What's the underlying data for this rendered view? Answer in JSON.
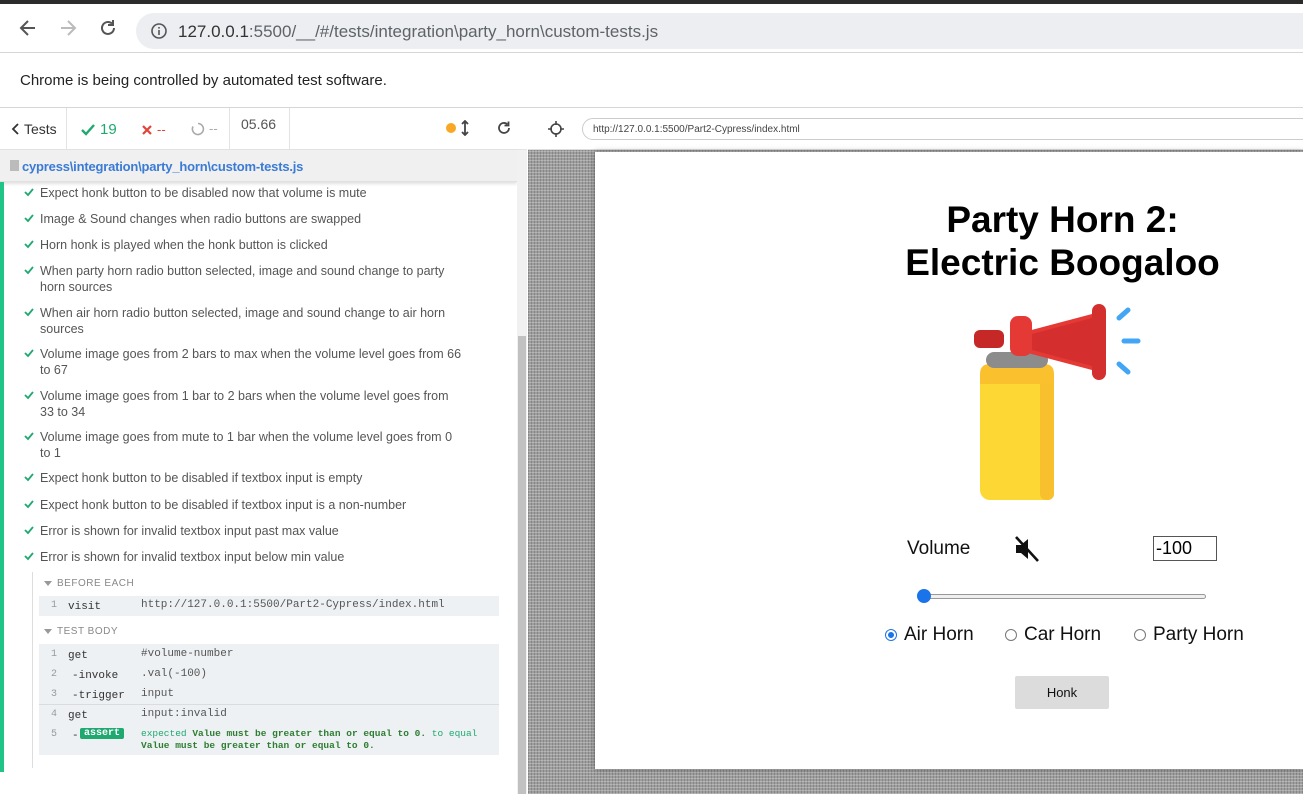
{
  "browser": {
    "url_host": "127.0.0.1",
    "url_rest": ":5500/__/#/tests/integration\\party_horn\\custom-tests.js",
    "banner": "Chrome is being controlled by automated test software."
  },
  "reporter": {
    "tests_label": "Tests",
    "passed": "19",
    "failed": "--",
    "pending": "--",
    "duration": "05.66",
    "spec_path": "cypress\\integration\\party_horn\\custom-tests.js",
    "tests": [
      "Expect honk button to be disabled now that volume is mute",
      "Image & Sound changes when radio buttons are swapped",
      "Horn honk is played when the honk button is clicked",
      "When party horn radio button selected, image and sound change to party horn sources",
      "When air horn radio button selected, image and sound change to air horn sources",
      "Volume image goes from 2 bars to max when the volume level goes from 66 to 67",
      "Volume image goes from 1 bar to 2 bars when the volume level goes from 33 to 34",
      "Volume image goes from mute to 1 bar when the volume level goes from 0 to 1",
      "Expect honk button to be disabled if textbox input is empty",
      "Expect honk button to be disabled if textbox input is a non-number",
      "Error is shown for invalid textbox input past max value",
      "Error is shown for invalid textbox input below min value"
    ],
    "before_each": {
      "title": "BEFORE EACH",
      "rows": [
        {
          "n": "1",
          "cmd": "visit",
          "val": "http://127.0.0.1:5500/Part2-Cypress/index.html"
        }
      ]
    },
    "test_body": {
      "title": "TEST BODY",
      "rows": [
        {
          "n": "1",
          "cmd": "get",
          "val": "#volume-number"
        },
        {
          "n": "2",
          "cmd": "-invoke",
          "val": ".val(-100)"
        },
        {
          "n": "3",
          "cmd": "-trigger",
          "val": "input"
        },
        {
          "n": "4",
          "cmd": "get",
          "val": "input:invalid"
        },
        {
          "n": "5",
          "cmd": "-",
          "badge": "assert",
          "expected": "expected",
          "msg1": "Value must be greater than or equal to 0.",
          "to_equal": "to equal",
          "msg2": "Value must be greater than or equal to 0."
        }
      ]
    }
  },
  "aut": {
    "url": "http://127.0.0.1:5500/Part2-Cypress/index.html",
    "title_line1": "Party Horn 2:",
    "title_line2": "Electric Boogaloo",
    "volume_label": "Volume",
    "volume_value": "-100",
    "slider_value": 0,
    "radios": [
      {
        "label": "Air Horn",
        "checked": true
      },
      {
        "label": "Car Horn",
        "checked": false
      },
      {
        "label": "Party Horn",
        "checked": false
      }
    ],
    "honk_label": "Honk"
  }
}
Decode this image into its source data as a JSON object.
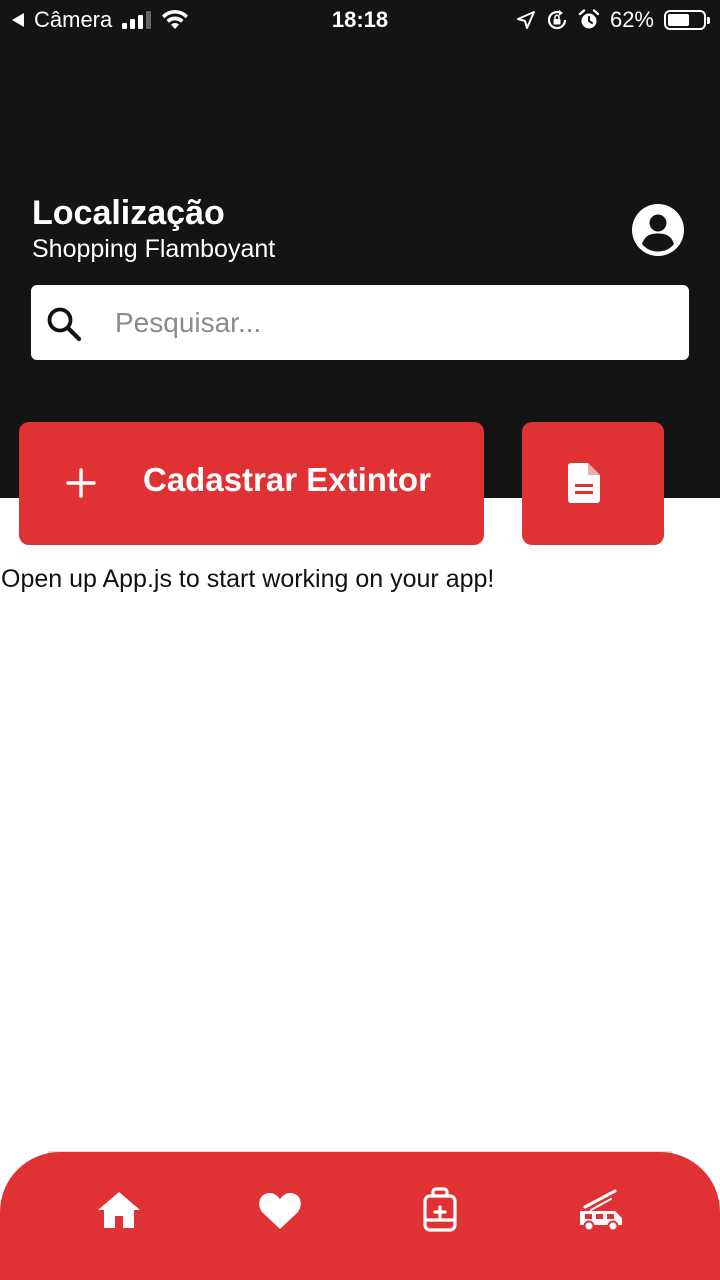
{
  "status_bar": {
    "back_label": "Câmera",
    "time": "18:18",
    "battery_percent": "62%",
    "battery_level": 0.62
  },
  "header": {
    "location_label": "Localização",
    "location_name": "Shopping Flamboyant"
  },
  "search": {
    "placeholder": "Pesquisar..."
  },
  "actions": {
    "register_label": "Cadastrar Extintor"
  },
  "main": {
    "message": "Open up App.js to start working on your app!"
  },
  "colors": {
    "header_bg": "#141415",
    "accent": "#e03235",
    "text_light": "#ffffff"
  },
  "icons": {
    "tabs": [
      "home-icon",
      "heart-icon",
      "first-aid-kit-icon",
      "fire-truck-icon"
    ],
    "header": [
      "user-circle-icon",
      "search-icon"
    ],
    "actions": [
      "plus-icon",
      "document-icon"
    ]
  }
}
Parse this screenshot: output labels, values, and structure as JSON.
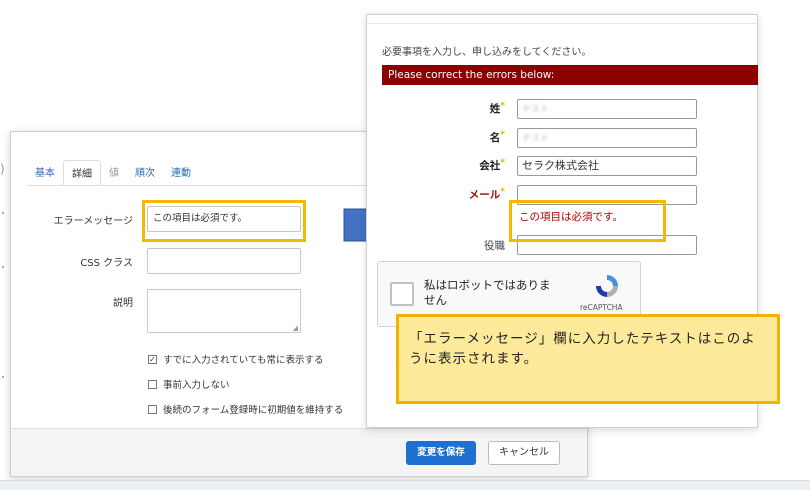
{
  "settings": {
    "tabs": [
      {
        "label": "基本"
      },
      {
        "label": "詳細"
      },
      {
        "label": "値"
      },
      {
        "label": "順次"
      },
      {
        "label": "連動"
      }
    ],
    "error_message_label": "エラーメッセージ",
    "error_message_value": "この項目は必須です。",
    "css_class_label": "CSS クラス",
    "css_class_value": "",
    "description_label": "説明",
    "description_value": "",
    "checkboxes": [
      {
        "label": "すでに入力されていても常に表示する",
        "checked": true
      },
      {
        "label": "事前入力しない",
        "checked": false
      },
      {
        "label": "後続のフォーム登録時に初期値を維持する",
        "checked": false
      }
    ],
    "save_label": "変更を保存",
    "cancel_label": "キャンセル"
  },
  "form": {
    "instruction": "必要事項を入力し、申し込みをしてください。",
    "error_banner": "Please correct the errors below:",
    "required_mark": "*",
    "fields": {
      "last_name_label": "姓",
      "last_name_value": "テスト",
      "first_name_label": "名",
      "first_name_value": "テスト",
      "company_label": "会社",
      "company_value": "セラク株式会社",
      "email_label": "メール",
      "email_value": "",
      "email_error": "この項目は必須です。",
      "title_label": "役職",
      "title_value": ""
    },
    "captcha": {
      "text": "私はロボットではありません",
      "brand": "reCAPTCHA"
    }
  },
  "callout": {
    "text": "「エラーメッセージ」欄に入力したテキストはこのように表示されます。"
  },
  "colors": {
    "error_banner": "#8b0000",
    "error_text": "#b00000",
    "highlight": "#f5b800",
    "arrow": "#4472c4",
    "callout_bg": "#fde99a",
    "primary_button": "#1f6fd0"
  }
}
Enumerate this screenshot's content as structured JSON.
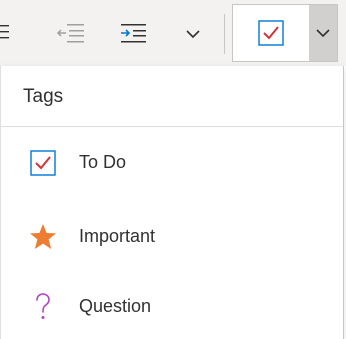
{
  "toolbar": {
    "list_icon": "bulleted-list-icon",
    "decrease_indent_icon": "decrease-indent-icon",
    "increase_indent_icon": "increase-indent-icon",
    "more_icon": "chevron-down-icon",
    "current_tag_icon": "todo-checkbox-icon",
    "tag_dropdown_icon": "chevron-down-icon"
  },
  "colors": {
    "toolbar_bg": "#f3f2f1",
    "accent_blue": "#0078d4",
    "check_red": "#d13438",
    "star_orange": "#ed7d31",
    "question_purple": "#b146c2"
  },
  "menu": {
    "header": "Tags",
    "items": [
      {
        "label": "To Do",
        "icon": "todo-checkbox-icon"
      },
      {
        "label": "Important",
        "icon": "star-icon"
      },
      {
        "label": "Question",
        "icon": "question-mark-icon"
      }
    ]
  }
}
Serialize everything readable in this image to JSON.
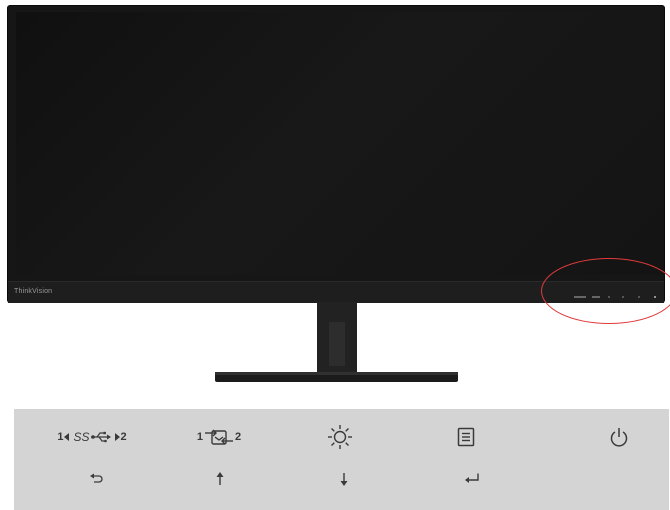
{
  "monitor": {
    "brand": "ThinkVision"
  },
  "buttons": {
    "usb_switch": {
      "left": "1",
      "right": "2",
      "ss": "SS"
    },
    "input_switch": {
      "left": "1",
      "right": "2"
    },
    "brightness": {
      "icon": "brightness-icon"
    },
    "menu": {
      "icon": "menu-icon"
    },
    "power": {
      "icon": "power-icon"
    }
  },
  "navigation": {
    "back": "back-arrow-icon",
    "up": "up-arrow-icon",
    "down": "down-arrow-icon",
    "enter": "enter-icon"
  },
  "colors": {
    "highlight": "#e03b3b",
    "panel": "#d4d4d4",
    "bezel": "#161616"
  }
}
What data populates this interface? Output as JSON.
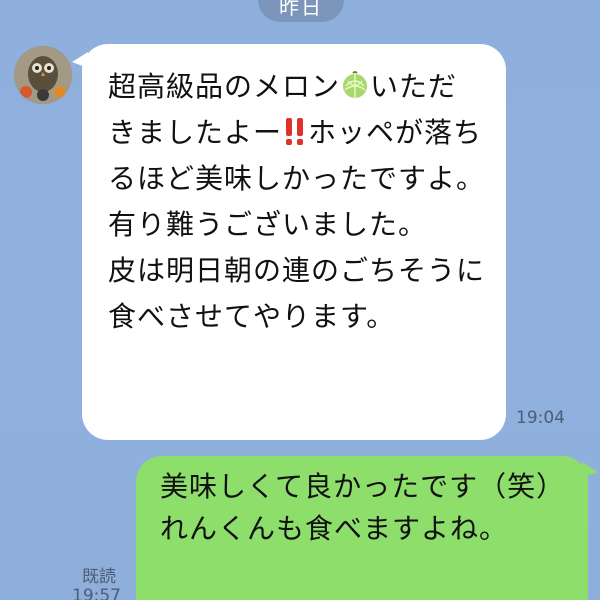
{
  "date_separator": "昨日",
  "incoming": {
    "text_part1": "超高級品のメロン",
    "emoji1": "melon-icon",
    "text_part2": "いただきましたよー",
    "emoji2": "double-exclamation-icon",
    "text_part3": "ホッペが落ちるほど美味しかったですよ。有り難うございました。\n皮は明日朝の連のごちそうに食べさせてやります。",
    "time": "19:04"
  },
  "outgoing": {
    "text": "美味しくて良かったです（笑）\nれんくんも食べますよね。",
    "read_label": "既読",
    "time": "19:57"
  },
  "colors": {
    "background": "#8fb0dc",
    "incoming_bubble": "#ffffff",
    "outgoing_bubble": "#8ede6c",
    "meta_text": "#4d5d72"
  }
}
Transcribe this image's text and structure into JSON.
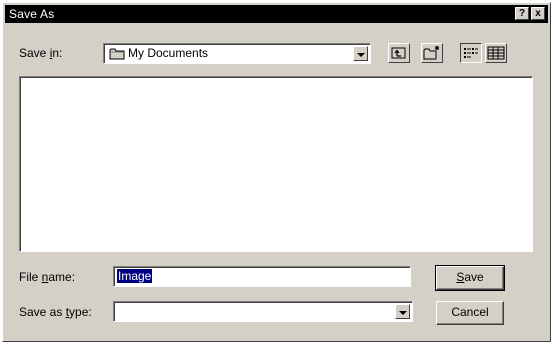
{
  "window": {
    "title": "Save As",
    "help_label": "?",
    "close_label": "x"
  },
  "save_in": {
    "label_pre": "Save ",
    "label_accel": "i",
    "label_post": "n:",
    "value": "My Documents"
  },
  "toolbar": {
    "icons": [
      "up-one-level-icon",
      "create-new-folder-icon",
      "list-view-icon",
      "details-view-icon"
    ]
  },
  "file_name": {
    "label_pre": "File ",
    "label_accel": "n",
    "label_post": "ame:",
    "value": "Image"
  },
  "save_as_type": {
    "label_pre": "Save as ",
    "label_accel": "t",
    "label_post": "ype:",
    "value": ""
  },
  "buttons": {
    "save_accel": "S",
    "save_rest": "ave",
    "cancel_label": "Cancel"
  },
  "colors": {
    "dialog_face": "#d4d0c8",
    "title_bar": "#000000",
    "selection": "#000080"
  }
}
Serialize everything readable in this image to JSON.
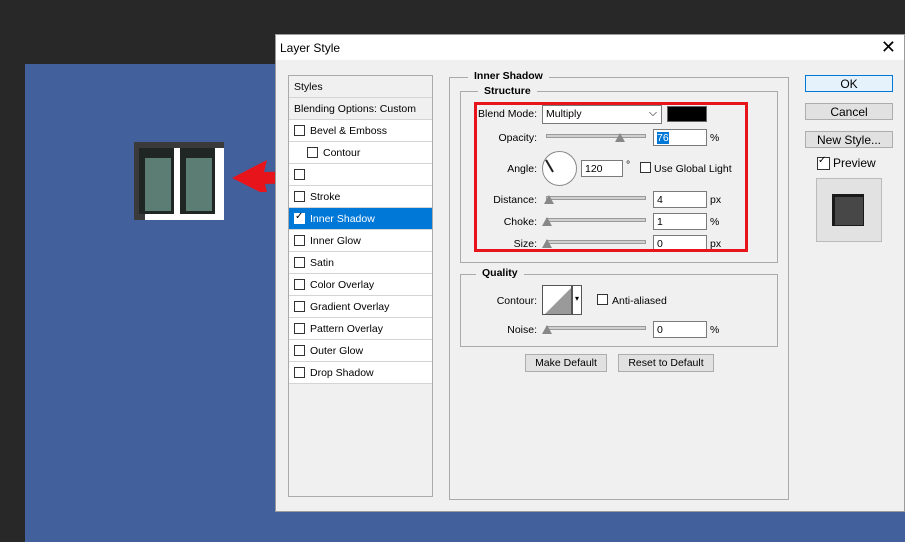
{
  "dialog": {
    "title": "Layer Style",
    "close": "✕"
  },
  "styles_header": "Styles",
  "blending": "Blending Options: Custom",
  "styles": [
    {
      "label": "Bevel & Emboss",
      "checked": false
    },
    {
      "label": "Contour",
      "checked": false
    },
    {
      "label": "",
      "checked": false
    },
    {
      "label": "Stroke",
      "checked": false
    },
    {
      "label": "Inner Shadow",
      "checked": true,
      "selected": true
    },
    {
      "label": "Inner Glow",
      "checked": false
    },
    {
      "label": "Satin",
      "checked": false
    },
    {
      "label": "Color Overlay",
      "checked": false
    },
    {
      "label": "Gradient Overlay",
      "checked": false
    },
    {
      "label": "Pattern Overlay",
      "checked": false
    },
    {
      "label": "Outer Glow",
      "checked": false
    },
    {
      "label": "Drop Shadow",
      "checked": false
    }
  ],
  "inner_shadow": {
    "title": "Inner Shadow",
    "structure": "Structure",
    "blend_mode_label": "Blend Mode:",
    "blend_mode": "Multiply",
    "color": "#000000",
    "opacity_label": "Opacity:",
    "opacity": "76",
    "opacity_level": 0.76,
    "percent": "%",
    "angle_label": "Angle:",
    "angle": "120",
    "degree": "°",
    "global_light": "Use Global Light",
    "distance_label": "Distance:",
    "distance": "4",
    "px": "px",
    "choke_label": "Choke:",
    "choke": "1",
    "size_label": "Size:",
    "size": "0"
  },
  "quality": {
    "title": "Quality",
    "contour_label": "Contour:",
    "anti_aliased": "Anti-aliased",
    "noise_label": "Noise:",
    "noise": "0",
    "percent": "%"
  },
  "buttons": {
    "make_default": "Make Default",
    "reset_default": "Reset to Default",
    "ok": "OK",
    "cancel": "Cancel",
    "new_style": "New Style...",
    "preview": "Preview"
  },
  "colors": {
    "canvas": "#42609c",
    "highlight": "#0078d7",
    "annotation": "#e8141b"
  }
}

SHORT PROBLEM.
How many lines in these records hold the string "selected"? Reply with the number alone.

ANSWER FOR THE TASK.
3